[Aim]: Reproduce the listing below in full and without alteration, apart from its pictures.

[Records that describe figures]
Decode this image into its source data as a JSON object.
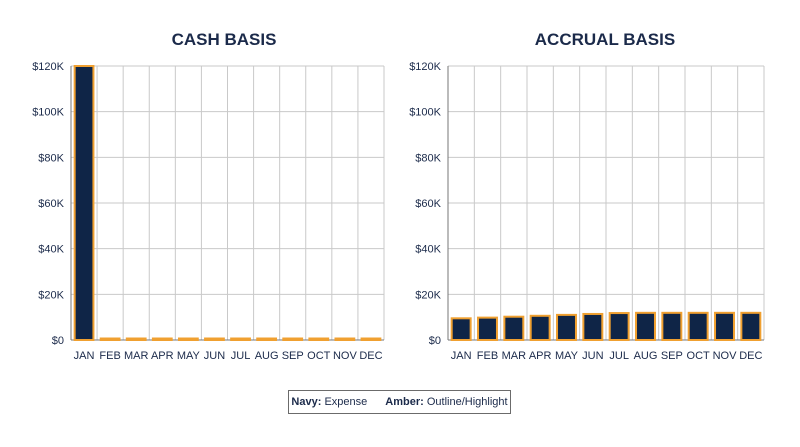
{
  "chart_data": [
    {
      "type": "bar",
      "title": "CASH BASIS",
      "categories": [
        "JAN",
        "FEB",
        "MAR",
        "APR",
        "MAY",
        "JUN",
        "JUL",
        "AUG",
        "SEP",
        "OCT",
        "NOV",
        "DEC"
      ],
      "values": [
        120000,
        500,
        500,
        500,
        500,
        500,
        500,
        500,
        500,
        500,
        500,
        500
      ],
      "ylim": [
        0,
        120000
      ],
      "yticks": [
        0,
        20000,
        40000,
        60000,
        80000,
        100000,
        120000
      ],
      "ytick_labels": [
        "$0",
        "$20K",
        "$40K",
        "$60K",
        "$80K",
        "$100K",
        "$120K"
      ],
      "grid": true
    },
    {
      "type": "bar",
      "title": "ACCRUAL BASIS",
      "categories": [
        "JAN",
        "FEB",
        "MAR",
        "APR",
        "MAY",
        "JUN",
        "JUL",
        "AUG",
        "SEP",
        "OCT",
        "NOV",
        "DEC"
      ],
      "values": [
        9500,
        9800,
        10200,
        10600,
        11000,
        11400,
        11800,
        11900,
        11900,
        11900,
        11900,
        11900
      ],
      "ylim": [
        0,
        120000
      ],
      "yticks": [
        0,
        20000,
        40000,
        60000,
        80000,
        100000,
        120000
      ],
      "ytick_labels": [
        "$0",
        "$20K",
        "$40K",
        "$60K",
        "$80K",
        "$100K",
        "$120K"
      ],
      "grid": true
    }
  ],
  "colors": {
    "bar_fill": "#0f2547",
    "bar_outline": "#f0a030",
    "text": "#1b2a4a",
    "grid": "#c9c9c9"
  },
  "legend": {
    "navy_key": "Navy:",
    "navy_text": "Expense",
    "amber_key": "Amber:",
    "amber_text": "Outline/Highlight"
  }
}
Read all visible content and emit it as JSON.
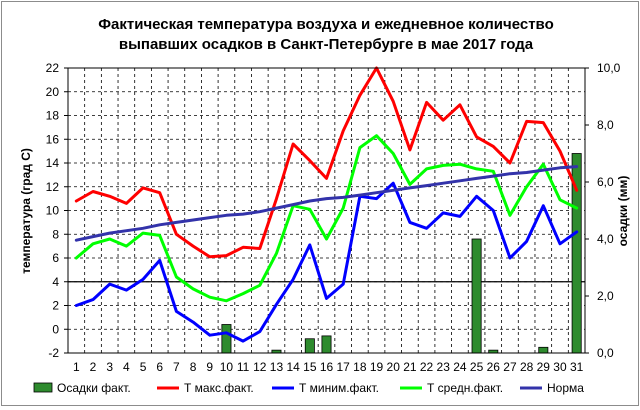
{
  "chart_data": {
    "type": "line",
    "title_line1": "Фактическая температура воздуха и ежедневное количество",
    "title_line2": "выпавших осадков в Санкт-Петербурге  в мае 2017 года",
    "ylabel_left": "температура (град С)",
    "ylabel_right": "осадки (мм)",
    "ylim_left": [
      -2,
      22
    ],
    "ylim_right": [
      0,
      10
    ],
    "yticks_left": [
      "-2",
      "0",
      "2",
      "4",
      "6",
      "8",
      "10",
      "12",
      "14",
      "16",
      "18",
      "20",
      "22"
    ],
    "yticks_right": [
      "0,0",
      "2,0",
      "4,0",
      "6,0",
      "8,0",
      "10,0"
    ],
    "x": [
      "1",
      "2",
      "3",
      "4",
      "5",
      "6",
      "7",
      "8",
      "9",
      "10",
      "11",
      "12",
      "13",
      "14",
      "15",
      "16",
      "17",
      "18",
      "19",
      "20",
      "21",
      "22",
      "23",
      "24",
      "25",
      "26",
      "27",
      "28",
      "29",
      "30",
      "31"
    ],
    "bars": {
      "name": "Осадки факт.",
      "color": "#2e8b2e",
      "values": [
        0,
        0,
        0,
        0,
        0,
        0,
        0,
        0,
        0,
        1.0,
        0,
        0,
        0.1,
        0,
        0.5,
        0.6,
        0,
        0,
        0,
        0,
        0,
        0,
        0,
        0,
        4.0,
        0.1,
        0,
        0,
        0.2,
        0,
        7.0
      ]
    },
    "series": [
      {
        "name": "Т макс.факт.",
        "color": "#ff0000",
        "values": [
          10.8,
          11.6,
          11.2,
          10.6,
          11.9,
          11.5,
          8.0,
          7.0,
          6.1,
          6.2,
          6.9,
          6.8,
          11.0,
          15.6,
          14.2,
          12.7,
          16.7,
          19.7,
          22.0,
          19.2,
          15.1,
          19.1,
          17.6,
          18.9,
          16.2,
          15.4,
          14.0,
          17.5,
          17.4,
          15.0,
          11.7
        ]
      },
      {
        "name": "Т миним.факт.",
        "color": "#0000ff",
        "values": [
          2.0,
          2.5,
          3.8,
          3.3,
          4.2,
          5.8,
          1.5,
          0.6,
          -0.5,
          -0.3,
          -1.0,
          -0.2,
          2.1,
          4.2,
          7.1,
          2.6,
          3.8,
          11.2,
          11.0,
          12.3,
          9.0,
          8.5,
          9.8,
          9.5,
          11.2,
          10.0,
          6.0,
          7.4,
          10.4,
          7.2,
          8.2
        ]
      },
      {
        "name": "Т средн.факт.",
        "color": "#00ff00",
        "values": [
          6.0,
          7.2,
          7.6,
          7.0,
          8.1,
          7.9,
          4.4,
          3.4,
          2.7,
          2.4,
          3.0,
          3.7,
          6.4,
          10.4,
          10.1,
          7.6,
          10.2,
          15.3,
          16.3,
          14.8,
          12.2,
          13.5,
          13.8,
          13.9,
          13.5,
          13.3,
          9.6,
          12.0,
          13.9,
          10.9,
          10.2
        ]
      },
      {
        "name": "Норма",
        "color": "#3333aa",
        "values": [
          7.5,
          7.8,
          8.1,
          8.3,
          8.5,
          8.8,
          9.0,
          9.2,
          9.4,
          9.6,
          9.7,
          9.9,
          10.2,
          10.5,
          10.8,
          11.0,
          11.1,
          11.3,
          11.5,
          11.7,
          11.9,
          12.1,
          12.3,
          12.5,
          12.7,
          12.9,
          13.1,
          13.2,
          13.4,
          13.6,
          13.7
        ]
      }
    ],
    "legend_position": "bottom",
    "grid": true
  }
}
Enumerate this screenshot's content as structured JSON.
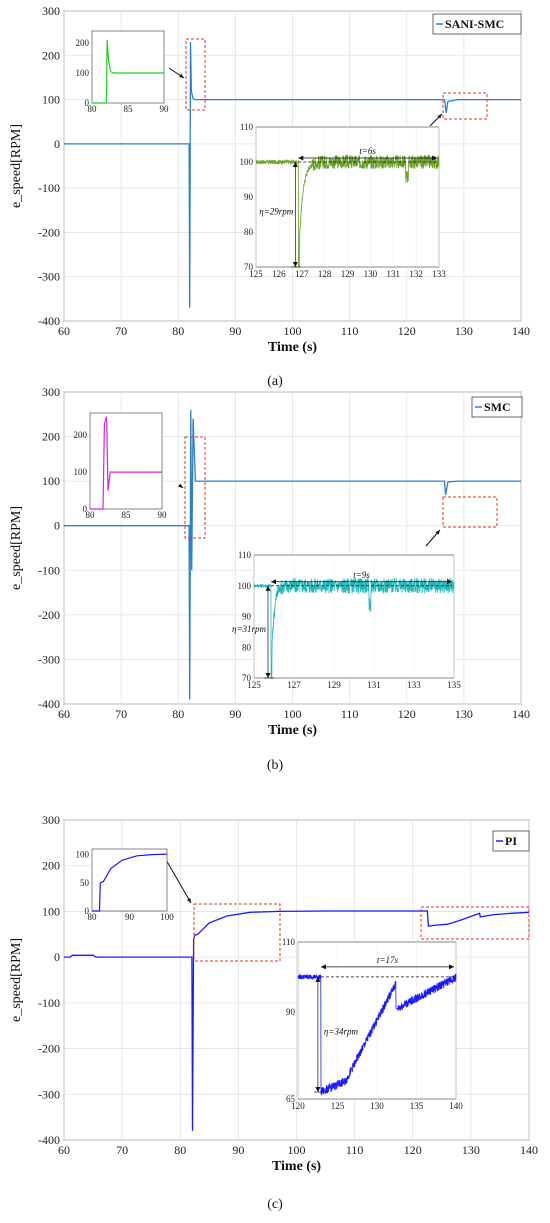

[Response for this exercise]:
Decode this image into its source data as a JSON object.
{
  "chart_data": [
    {
      "type": "bar",
      "title": "CASH BASIS",
      "categories": [
        "JAN",
        "FEB",
        "MAR",
        "APR",
        "MAY",
        "JUN",
        "JUL",
        "AUG",
        "SEP",
        "OCT",
        "NOV",
        "DEC"
      ],
      "values": [
        120000,
        500,
        500,
        500,
        500,
        500,
        500,
        500,
        500,
        500,
        500,
        500
      ],
      "ylim": [
        0,
        120000
      ],
      "yticks": [
        0,
        20000,
        40000,
        60000,
        80000,
        100000,
        120000
      ],
      "ytick_labels": [
        "$0",
        "$20K",
        "$40K",
        "$60K",
        "$80K",
        "$100K",
        "$120K"
      ],
      "grid": true
    },
    {
      "type": "bar",
      "title": "ACCRUAL BASIS",
      "categories": [
        "JAN",
        "FEB",
        "MAR",
        "APR",
        "MAY",
        "JUN",
        "JUL",
        "AUG",
        "SEP",
        "OCT",
        "NOV",
        "DEC"
      ],
      "values": [
        9500,
        9800,
        10200,
        10600,
        11000,
        11400,
        11800,
        11900,
        11900,
        11900,
        11900,
        11900
      ],
      "ylim": [
        0,
        120000
      ],
      "yticks": [
        0,
        20000,
        40000,
        60000,
        80000,
        100000,
        120000
      ],
      "ytick_labels": [
        "$0",
        "$20K",
        "$40K",
        "$60K",
        "$80K",
        "$100K",
        "$120K"
      ],
      "grid": true
    }
  ],
  "colors": {
    "bar_fill": "#0f2547",
    "bar_outline": "#f0a030",
    "text": "#1b2a4a",
    "grid": "#c9c9c9"
  },
  "legend": {
    "navy_key": "Navy:",
    "navy_text": "Expense",
    "amber_key": "Amber:",
    "amber_text": "Outline/Highlight"
  }
}
Read all visible content and emit it as JSON.
{
  "chart_data": {
    "type": "line",
    "title_line1": "Фактическая температура воздуха и ежедневное количество",
    "title_line2": "выпавших осадков в Санкт-Петербурге  в мае 2017 года",
    "ylabel_left": "температура (град С)",
    "ylabel_right": "осадки (мм)",
    "ylim_left": [
      -2,
      22
    ],
    "ylim_right": [
      0,
      10
    ],
    "yticks_left": [
      "-2",
      "0",
      "2",
      "4",
      "6",
      "8",
      "10",
      "12",
      "14",
      "16",
      "18",
      "20",
      "22"
    ],
    "yticks_right": [
      "0,0",
      "2,0",
      "4,0",
      "6,0",
      "8,0",
      "10,0"
    ],
    "x": [
      "1",
      "2",
      "3",
      "4",
      "5",
      "6",
      "7",
      "8",
      "9",
      "10",
      "11",
      "12",
      "13",
      "14",
      "15",
      "16",
      "17",
      "18",
      "19",
      "20",
      "21",
      "22",
      "23",
      "24",
      "25",
      "26",
      "27",
      "28",
      "29",
      "30",
      "31"
    ],
    "bars": {
      "name": "Осадки факт.",
      "color": "#2e8b2e",
      "values": [
        0,
        0,
        0,
        0,
        0,
        0,
        0,
        0,
        0,
        1.0,
        0,
        0,
        0.1,
        0,
        0.5,
        0.6,
        0,
        0,
        0,
        0,
        0,
        0,
        0,
        0,
        4.0,
        0.1,
        0,
        0,
        0.2,
        0,
        7.0
      ]
    },
    "series": [
      {
        "name": "Т макс.факт.",
        "color": "#ff0000",
        "values": [
          10.8,
          11.6,
          11.2,
          10.6,
          11.9,
          11.5,
          8.0,
          7.0,
          6.1,
          6.2,
          6.9,
          6.8,
          11.0,
          15.6,
          14.2,
          12.7,
          16.7,
          19.7,
          22.0,
          19.2,
          15.1,
          19.1,
          17.6,
          18.9,
          16.2,
          15.4,
          14.0,
          17.5,
          17.4,
          15.0,
          11.7
        ]
      },
      {
        "name": "Т миним.факт.",
        "color": "#0000ff",
        "values": [
          2.0,
          2.5,
          3.8,
          3.3,
          4.2,
          5.8,
          1.5,
          0.6,
          -0.5,
          -0.3,
          -1.0,
          -0.2,
          2.1,
          4.2,
          7.1,
          2.6,
          3.8,
          11.2,
          11.0,
          12.3,
          9.0,
          8.5,
          9.8,
          9.5,
          11.2,
          10.0,
          6.0,
          7.4,
          10.4,
          7.2,
          8.2
        ]
      },
      {
        "name": "Т средн.факт.",
        "color": "#00ff00",
        "values": [
          6.0,
          7.2,
          7.6,
          7.0,
          8.1,
          7.9,
          4.4,
          3.4,
          2.7,
          2.4,
          3.0,
          3.7,
          6.4,
          10.4,
          10.1,
          7.6,
          10.2,
          15.3,
          16.3,
          14.8,
          12.2,
          13.5,
          13.8,
          13.9,
          13.5,
          13.3,
          9.6,
          12.0,
          13.9,
          10.9,
          10.2
        ]
      },
      {
        "name": "Норма",
        "color": "#3333aa",
        "values": [
          7.5,
          7.8,
          8.1,
          8.3,
          8.5,
          8.8,
          9.0,
          9.2,
          9.4,
          9.6,
          9.7,
          9.9,
          10.2,
          10.5,
          10.8,
          11.0,
          11.1,
          11.3,
          11.5,
          11.7,
          11.9,
          12.1,
          12.3,
          12.5,
          12.7,
          12.9,
          13.1,
          13.2,
          13.4,
          13.6,
          13.7
        ]
      }
    ],
    "legend_position": "bottom",
    "grid": true
  }
}
Enumerate this screenshot's content as structured JSON.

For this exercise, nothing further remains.